• Entries with figure data:

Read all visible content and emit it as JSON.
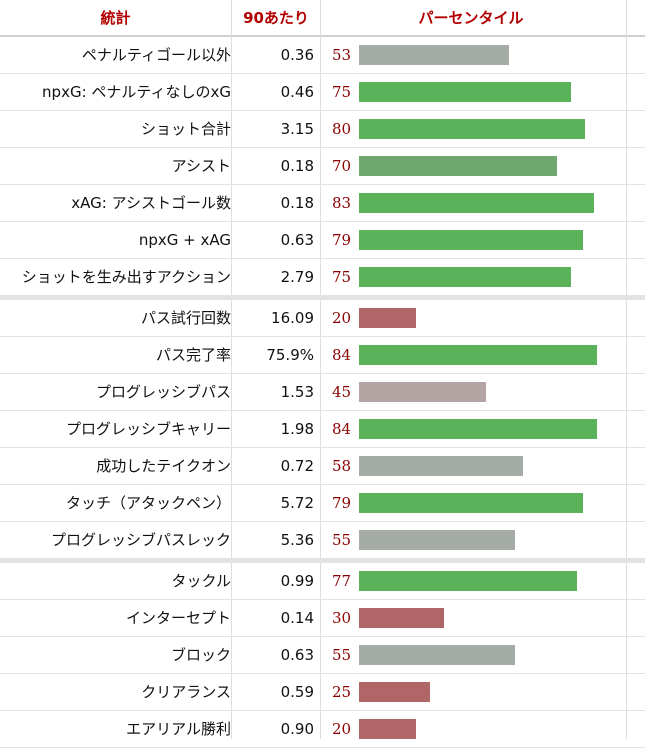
{
  "header": {
    "stat": "統計",
    "per90": "90あたり",
    "percentile": "パーセンタイル"
  },
  "colors": {
    "header_text": "#b20000",
    "percentile_text": "#8b0000",
    "bar_high": "#5ab25a",
    "bar_mid_high": "#6fa86f",
    "bar_mid": "#a5aba5",
    "bar_mid_low": "#b4a4a4",
    "bar_low": "#b06666"
  },
  "chart_data": {
    "type": "bar",
    "orientation": "horizontal",
    "xlim": [
      0,
      100
    ],
    "columns": [
      "統計",
      "90あたり",
      "パーセンタイル"
    ],
    "groups": [
      {
        "rows": [
          {
            "stat": "ペナルティゴール以外",
            "per90": "0.36",
            "percentile": 53
          },
          {
            "stat": "npxG: ペナルティなしのxG",
            "per90": "0.46",
            "percentile": 75
          },
          {
            "stat": "ショット合計",
            "per90": "3.15",
            "percentile": 80
          },
          {
            "stat": "アシスト",
            "per90": "0.18",
            "percentile": 70
          },
          {
            "stat": "xAG: アシストゴール数",
            "per90": "0.18",
            "percentile": 83
          },
          {
            "stat": "npxG + xAG",
            "per90": "0.63",
            "percentile": 79
          },
          {
            "stat": "ショットを生み出すアクション",
            "per90": "2.79",
            "percentile": 75
          }
        ]
      },
      {
        "rows": [
          {
            "stat": "パス試行回数",
            "per90": "16.09",
            "percentile": 20
          },
          {
            "stat": "パス完了率",
            "per90": "75.9%",
            "percentile": 84
          },
          {
            "stat": "プログレッシブパス",
            "per90": "1.53",
            "percentile": 45
          },
          {
            "stat": "プログレッシブキャリー",
            "per90": "1.98",
            "percentile": 84
          },
          {
            "stat": "成功したテイクオン",
            "per90": "0.72",
            "percentile": 58
          },
          {
            "stat": "タッチ（アタックペン）",
            "per90": "5.72",
            "percentile": 79
          },
          {
            "stat": "プログレッシブパスレック",
            "per90": "5.36",
            "percentile": 55
          }
        ]
      },
      {
        "rows": [
          {
            "stat": "タックル",
            "per90": "0.99",
            "percentile": 77
          },
          {
            "stat": "インターセプト",
            "per90": "0.14",
            "percentile": 30
          },
          {
            "stat": "ブロック",
            "per90": "0.63",
            "percentile": 55
          },
          {
            "stat": "クリアランス",
            "per90": "0.59",
            "percentile": 25
          },
          {
            "stat": "エアリアル勝利",
            "per90": "0.90",
            "percentile": 20
          }
        ]
      }
    ]
  }
}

• What to work on:
Nothing in the entries above should change when they are printed again, except that the pictures are dropped.

• Result below:
Read all visible content and emit it as JSON.
{
  "header": {
    "stat": "統計",
    "per90": "90あたり",
    "percentile": "パーセンタイル"
  },
  "colors": {
    "header_text": "#b20000",
    "percentile_text": "#8b0000",
    "bar_high": "#5ab25a",
    "bar_mid_high": "#6fa86f",
    "bar_mid": "#a5aba5",
    "bar_mid_low": "#b4a4a4",
    "bar_low": "#b06666"
  },
  "chart_data": {
    "type": "bar",
    "orientation": "horizontal",
    "xlim": [
      0,
      100
    ],
    "columns": [
      "統計",
      "90あたり",
      "パーセンタイル"
    ],
    "groups": [
      {
        "rows": [
          {
            "stat": "ペナルティゴール以外",
            "per90": "0.36",
            "percentile": 53
          },
          {
            "stat": "npxG: ペナルティなしのxG",
            "per90": "0.46",
            "percentile": 75
          },
          {
            "stat": "ショット合計",
            "per90": "3.15",
            "percentile": 80
          },
          {
            "stat": "アシスト",
            "per90": "0.18",
            "percentile": 70
          },
          {
            "stat": "xAG: アシストゴール数",
            "per90": "0.18",
            "percentile": 83
          },
          {
            "stat": "npxG + xAG",
            "per90": "0.63",
            "percentile": 79
          },
          {
            "stat": "ショットを生み出すアクション",
            "per90": "2.79",
            "percentile": 75
          }
        ]
      },
      {
        "rows": [
          {
            "stat": "パス試行回数",
            "per90": "16.09",
            "percentile": 20
          },
          {
            "stat": "パス完了率",
            "per90": "75.9%",
            "percentile": 84
          },
          {
            "stat": "プログレッシブパス",
            "per90": "1.53",
            "percentile": 45
          },
          {
            "stat": "プログレッシブキャリー",
            "per90": "1.98",
            "percentile": 84
          },
          {
            "stat": "成功したテイクオン",
            "per90": "0.72",
            "percentile": 58
          },
          {
            "stat": "タッチ（アタックペン）",
            "per90": "5.72",
            "percentile": 79
          },
          {
            "stat": "プログレッシブパスレック",
            "per90": "5.36",
            "percentile": 55
          }
        ]
      },
      {
        "rows": [
          {
            "stat": "タックル",
            "per90": "0.99",
            "percentile": 77
          },
          {
            "stat": "インターセプト",
            "per90": "0.14",
            "percentile": 30
          },
          {
            "stat": "ブロック",
            "per90": "0.63",
            "percentile": 55
          },
          {
            "stat": "クリアランス",
            "per90": "0.59",
            "percentile": 25
          },
          {
            "stat": "エアリアル勝利",
            "per90": "0.90",
            "percentile": 20
          }
        ]
      }
    ]
  }
}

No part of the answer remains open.